-- Exercise task --
It is required that all of the data be written out exactly.

-- Supplied entries --
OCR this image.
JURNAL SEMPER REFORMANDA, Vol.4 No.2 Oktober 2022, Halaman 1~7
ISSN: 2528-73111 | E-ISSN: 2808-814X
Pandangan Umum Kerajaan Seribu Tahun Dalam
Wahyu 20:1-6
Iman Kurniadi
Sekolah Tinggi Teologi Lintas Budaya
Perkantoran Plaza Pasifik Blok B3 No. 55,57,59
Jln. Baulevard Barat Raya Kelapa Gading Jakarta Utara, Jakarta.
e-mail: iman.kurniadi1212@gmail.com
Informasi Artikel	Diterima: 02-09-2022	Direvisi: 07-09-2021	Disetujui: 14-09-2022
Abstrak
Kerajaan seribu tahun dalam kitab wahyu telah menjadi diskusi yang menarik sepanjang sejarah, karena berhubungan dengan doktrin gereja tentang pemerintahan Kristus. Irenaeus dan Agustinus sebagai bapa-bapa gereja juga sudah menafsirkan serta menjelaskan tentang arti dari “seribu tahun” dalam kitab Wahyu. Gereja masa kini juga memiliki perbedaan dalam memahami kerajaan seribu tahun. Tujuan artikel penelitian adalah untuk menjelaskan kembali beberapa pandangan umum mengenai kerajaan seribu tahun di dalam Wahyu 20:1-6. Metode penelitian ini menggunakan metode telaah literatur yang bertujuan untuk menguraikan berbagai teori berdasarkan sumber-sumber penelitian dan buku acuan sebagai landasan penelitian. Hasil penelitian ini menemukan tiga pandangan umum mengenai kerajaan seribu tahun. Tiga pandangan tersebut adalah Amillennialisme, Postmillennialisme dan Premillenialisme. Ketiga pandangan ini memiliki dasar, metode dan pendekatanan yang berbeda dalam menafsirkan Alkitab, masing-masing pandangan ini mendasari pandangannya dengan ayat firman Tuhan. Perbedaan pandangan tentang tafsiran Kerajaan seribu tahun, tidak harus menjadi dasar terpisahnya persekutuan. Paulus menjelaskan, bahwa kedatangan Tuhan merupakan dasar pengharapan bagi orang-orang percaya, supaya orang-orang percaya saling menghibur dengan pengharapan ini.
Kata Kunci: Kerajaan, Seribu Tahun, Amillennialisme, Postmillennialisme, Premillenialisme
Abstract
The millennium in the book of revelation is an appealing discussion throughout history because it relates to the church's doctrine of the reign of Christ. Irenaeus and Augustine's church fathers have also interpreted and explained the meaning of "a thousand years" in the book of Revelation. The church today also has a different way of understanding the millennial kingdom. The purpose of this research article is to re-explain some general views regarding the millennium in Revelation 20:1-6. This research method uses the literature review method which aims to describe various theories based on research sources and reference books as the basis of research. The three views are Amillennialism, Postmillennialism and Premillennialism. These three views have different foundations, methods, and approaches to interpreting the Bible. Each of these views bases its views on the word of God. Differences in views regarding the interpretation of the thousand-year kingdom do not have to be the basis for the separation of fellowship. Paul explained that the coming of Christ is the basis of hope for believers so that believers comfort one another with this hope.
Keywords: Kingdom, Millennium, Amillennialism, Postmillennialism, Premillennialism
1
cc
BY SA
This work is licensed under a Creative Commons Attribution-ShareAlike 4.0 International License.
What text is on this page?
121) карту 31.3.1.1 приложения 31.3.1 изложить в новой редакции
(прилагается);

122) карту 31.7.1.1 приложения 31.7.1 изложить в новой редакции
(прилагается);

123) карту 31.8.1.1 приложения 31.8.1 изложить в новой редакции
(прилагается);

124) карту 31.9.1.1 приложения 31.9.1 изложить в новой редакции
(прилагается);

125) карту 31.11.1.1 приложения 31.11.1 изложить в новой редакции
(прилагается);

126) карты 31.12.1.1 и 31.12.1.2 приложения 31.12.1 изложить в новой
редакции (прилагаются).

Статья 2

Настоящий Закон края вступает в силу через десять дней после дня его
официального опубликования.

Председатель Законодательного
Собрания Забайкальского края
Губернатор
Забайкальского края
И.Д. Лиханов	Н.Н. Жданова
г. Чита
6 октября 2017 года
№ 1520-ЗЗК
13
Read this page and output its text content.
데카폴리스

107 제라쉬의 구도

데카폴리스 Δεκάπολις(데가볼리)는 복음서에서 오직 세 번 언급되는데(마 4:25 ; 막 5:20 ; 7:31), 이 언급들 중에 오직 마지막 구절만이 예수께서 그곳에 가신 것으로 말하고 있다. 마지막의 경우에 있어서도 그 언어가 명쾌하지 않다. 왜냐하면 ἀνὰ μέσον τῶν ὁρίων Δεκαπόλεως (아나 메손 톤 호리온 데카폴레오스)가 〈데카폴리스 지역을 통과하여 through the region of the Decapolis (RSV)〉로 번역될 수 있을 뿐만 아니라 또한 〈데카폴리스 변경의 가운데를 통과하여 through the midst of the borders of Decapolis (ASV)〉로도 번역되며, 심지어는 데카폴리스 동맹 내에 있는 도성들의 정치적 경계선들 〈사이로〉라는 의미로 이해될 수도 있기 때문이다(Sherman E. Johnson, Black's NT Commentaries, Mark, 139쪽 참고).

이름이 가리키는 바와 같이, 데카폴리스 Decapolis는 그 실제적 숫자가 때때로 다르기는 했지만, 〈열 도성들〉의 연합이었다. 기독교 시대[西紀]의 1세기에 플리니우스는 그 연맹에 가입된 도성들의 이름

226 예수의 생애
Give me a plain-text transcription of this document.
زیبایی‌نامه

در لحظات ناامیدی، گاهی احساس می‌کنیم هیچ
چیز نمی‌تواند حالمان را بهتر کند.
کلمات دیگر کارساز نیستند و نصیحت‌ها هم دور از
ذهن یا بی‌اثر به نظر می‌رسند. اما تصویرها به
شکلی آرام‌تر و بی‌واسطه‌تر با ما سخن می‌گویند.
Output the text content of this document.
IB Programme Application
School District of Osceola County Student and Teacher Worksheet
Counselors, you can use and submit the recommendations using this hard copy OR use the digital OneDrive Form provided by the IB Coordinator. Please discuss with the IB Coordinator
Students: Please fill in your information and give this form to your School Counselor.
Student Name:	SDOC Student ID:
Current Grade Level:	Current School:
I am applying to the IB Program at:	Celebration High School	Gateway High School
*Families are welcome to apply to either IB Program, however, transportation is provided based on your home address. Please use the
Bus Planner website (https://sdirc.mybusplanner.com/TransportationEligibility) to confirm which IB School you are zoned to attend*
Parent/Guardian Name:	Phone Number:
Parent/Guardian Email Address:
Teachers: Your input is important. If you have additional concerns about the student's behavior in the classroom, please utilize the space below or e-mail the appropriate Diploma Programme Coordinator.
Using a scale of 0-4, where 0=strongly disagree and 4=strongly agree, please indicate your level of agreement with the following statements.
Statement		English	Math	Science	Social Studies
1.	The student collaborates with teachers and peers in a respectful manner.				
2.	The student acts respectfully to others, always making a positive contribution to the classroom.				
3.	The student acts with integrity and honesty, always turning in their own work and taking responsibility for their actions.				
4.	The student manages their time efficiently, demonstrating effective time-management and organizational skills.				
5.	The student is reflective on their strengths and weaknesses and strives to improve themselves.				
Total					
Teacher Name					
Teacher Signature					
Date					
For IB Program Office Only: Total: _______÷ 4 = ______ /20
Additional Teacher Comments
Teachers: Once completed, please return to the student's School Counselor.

-- Written solution --
OCR this image.
JURNAL SEMPER REFORMANDA, Vol.4 No.2 Oktober 2022, Halaman 1~7
ISSN: 2528-73111 | E-ISSN: 2808-814X
Pandangan Umum Kerajaan Seribu Tahun Dalam
Wahyu 20:1-6
Iman Kurniadi
Sekolah Tinggi Teologi Lintas Budaya
Perkantoran Plaza Pasifik Blok B3 No. 55,57,59
Jln. Baulevard Barat Raya Kelapa Gading Jakarta Utara, Jakarta.
e-mail: iman.kurniadi1212@gmail.com
Informasi Artikel	Diterima: 02-09-2022	Direvisi: 07-09-2021	Disetujui: 14-09-2022
Abstrak
Kerajaan seribu tahun dalam kitab wahyu telah menjadi diskusi yang menarik sepanjang sejarah, karena berhubungan dengan doktrin gereja tentang pemerintahan Kristus. Irenaeus dan Agustinus sebagai bapa-bapa gereja juga sudah menafsirkan serta menjelaskan tentang arti dari “seribu tahun” dalam kitab Wahyu. Gereja masa kini juga memiliki perbedaan dalam memahami kerajaan seribu tahun. Tujuan artikel penelitian adalah untuk menjelaskan kembali beberapa pandangan umum mengenai kerajaan seribu tahun di dalam Wahyu 20:1-6. Metode penelitian ini menggunakan metode telaah literatur yang bertujuan untuk menguraikan berbagai teori berdasarkan sumber-sumber penelitian dan buku acuan sebagai landasan penelitian. Hasil penelitian ini menemukan tiga pandangan umum mengenai kerajaan seribu tahun. Tiga pandangan tersebut adalah Amillennialisme, Postmillennialisme dan Premillenialisme. Ketiga pandangan ini memiliki dasar, metode dan pendekatanan yang berbeda dalam menafsirkan Alkitab, masing-masing pandangan ini mendasari pandangannya dengan ayat firman Tuhan. Perbedaan pandangan tentang tafsiran Kerajaan seribu tahun, tidak harus menjadi dasar terpisahnya persekutuan. Paulus menjelaskan, bahwa kedatangan Tuhan merupakan dasar pengharapan bagi orang-orang percaya, supaya orang-orang percaya saling menghibur dengan pengharapan ini.
Kata Kunci: Kerajaan, Seribu Tahun, Amillennialisme, Postmillennialisme, Premillenialisme
Abstract
The millennium in the book of revelation is an appealing discussion throughout history because it relates to the church's doctrine of the reign of Christ. Irenaeus and Augustine's church fathers have also interpreted and explained the meaning of "a thousand years" in the book of Revelation. The church today also has a different way of understanding the millennial kingdom. The purpose of this research article is to re-explain some general views regarding the millennium in Revelation 20:1-6. This research method uses the literature review method which aims to describe various theories based on research sources and reference books as the basis of research. The three views are Amillennialism, Postmillennialism and Premillennialism. These three views have different foundations, methods, and approaches to interpreting the Bible. Each of these views bases its views on the word of God. Differences in views regarding the interpretation of the thousand-year kingdom do not have to be the basis for the separation of fellowship. Paul explained that the coming of Christ is the basis of hope for believers so that believers comfort one another with this hope.
Keywords: Kingdom, Millennium, Amillennialism, Postmillennialism, Premillennialism
1
cc
BY SA
This work is licensed under a Creative Commons Attribution-ShareAlike 4.0 International License.
What text is on this page?
121) карту 31.3.1.1 приложения 31.3.1 изложить в новой редакции
(прилагается);

122) карту 31.7.1.1 приложения 31.7.1 изложить в новой редакции
(прилагается);

123) карту 31.8.1.1 приложения 31.8.1 изложить в новой редакции
(прилагается);

124) карту 31.9.1.1 приложения 31.9.1 изложить в новой редакции
(прилагается);

125) карту 31.11.1.1 приложения 31.11.1 изложить в новой редакции
(прилагается);

126) карты 31.12.1.1 и 31.12.1.2 приложения 31.12.1 изложить в новой
редакции (прилагаются).

Статья 2

Настоящий Закон края вступает в силу через десять дней после дня его
официального опубликования.

Председатель Законодательного
Собрания Забайкальского края
Губернатор
Забайкальского края
И.Д. Лиханов	Н.Н. Жданова
г. Чита
6 октября 2017 года
№ 1520-ЗЗК
13
Read this page and output its text content.
데카폴리스

107 제라쉬의 구도

데카폴리스 Δεκάπολις(데가볼리)는 복음서에서 오직 세 번 언급되는데(마 4:25 ; 막 5:20 ; 7:31), 이 언급들 중에 오직 마지막 구절만이 예수께서 그곳에 가신 것으로 말하고 있다. 마지막의 경우에 있어서도 그 언어가 명쾌하지 않다. 왜냐하면 ἀνὰ μέσον τῶν ὁρίων Δεκαπόλεως (아나 메손 톤 호리온 데카폴레오스)가 〈데카폴리스 지역을 통과하여 through the region of the Decapolis (RSV)〉로 번역될 수 있을 뿐만 아니라 또한 〈데카폴리스 변경의 가운데를 통과하여 through the midst of the borders of Decapolis (ASV)〉로도 번역되며, 심지어는 데카폴리스 동맹 내에 있는 도성들의 정치적 경계선들 〈사이로〉라는 의미로 이해될 수도 있기 때문이다(Sherman E. Johnson, Black's NT Commentaries, Mark, 139쪽 참고).

이름이 가리키는 바와 같이, 데카폴리스 Decapolis는 그 실제적 숫자가 때때로 다르기는 했지만, 〈열 도성들〉의 연합이었다. 기독교 시대[西紀]의 1세기에 플리니우스는 그 연맹에 가입된 도성들의 이름

226 예수의 생애
Give me a plain-text transcription of this document.
زیبایی‌نامه

در لحظات ناامیدی، گاهی احساس می‌کنیم هیچ
چیز نمی‌تواند حالمان را بهتر کند.
کلمات دیگر کارساز نیستند و نصیحت‌ها هم دور از
ذهن یا بی‌اثر به نظر می‌رسند. اما تصویرها به
شکلی آرام‌تر و بی‌واسطه‌تر با ما سخن می‌گویند.
Output the text content of this document.
IB Programme Application
School District of Osceola County Student and Teacher Worksheet
Counselors, you can use and submit the recommendations using this hard copy OR use the digital OneDrive Form provided by the IB Coordinator. Please discuss with the IB Coordinator
Students: Please fill in your information and give this form to your School Counselor.
Student Name:	SDOC Student ID:
Current Grade Level:	Current School:
I am applying to the IB Program at:	Celebration High School	Gateway High School
*Families are welcome to apply to either IB Program, however, transportation is provided based on your home address. Please use the
Bus Planner website (https://sdirc.mybusplanner.com/TransportationEligibility) to confirm which IB School you are zoned to attend*
Parent/Guardian Name:	Phone Number:
Parent/Guardian Email Address:
Teachers: Your input is important. If you have additional concerns about the student's behavior in the classroom, please utilize the space below or e-mail the appropriate Diploma Programme Coordinator.
Using a scale of 0-4, where 0=strongly disagree and 4=strongly agree, please indicate your level of agreement with the following statements.
Statement		English	Math	Science	Social Studies
1.	The student collaborates with teachers and peers in a respectful manner.				
2.	The student acts respectfully to others, always making a positive contribution to the classroom.				
3.	The student acts with integrity and honesty, always turning in their own work and taking responsibility for their actions.				
4.	The student manages their time efficiently, demonstrating effective time-management and organizational skills.				
5.	The student is reflective on their strengths and weaknesses and strives to improve themselves.				
Total					
Teacher Name					
Teacher Signature					
Date					
For IB Program Office Only: Total: _______÷ 4 = ______ /20
Additional Teacher Comments
Teachers: Once completed, please return to the student's School Counselor.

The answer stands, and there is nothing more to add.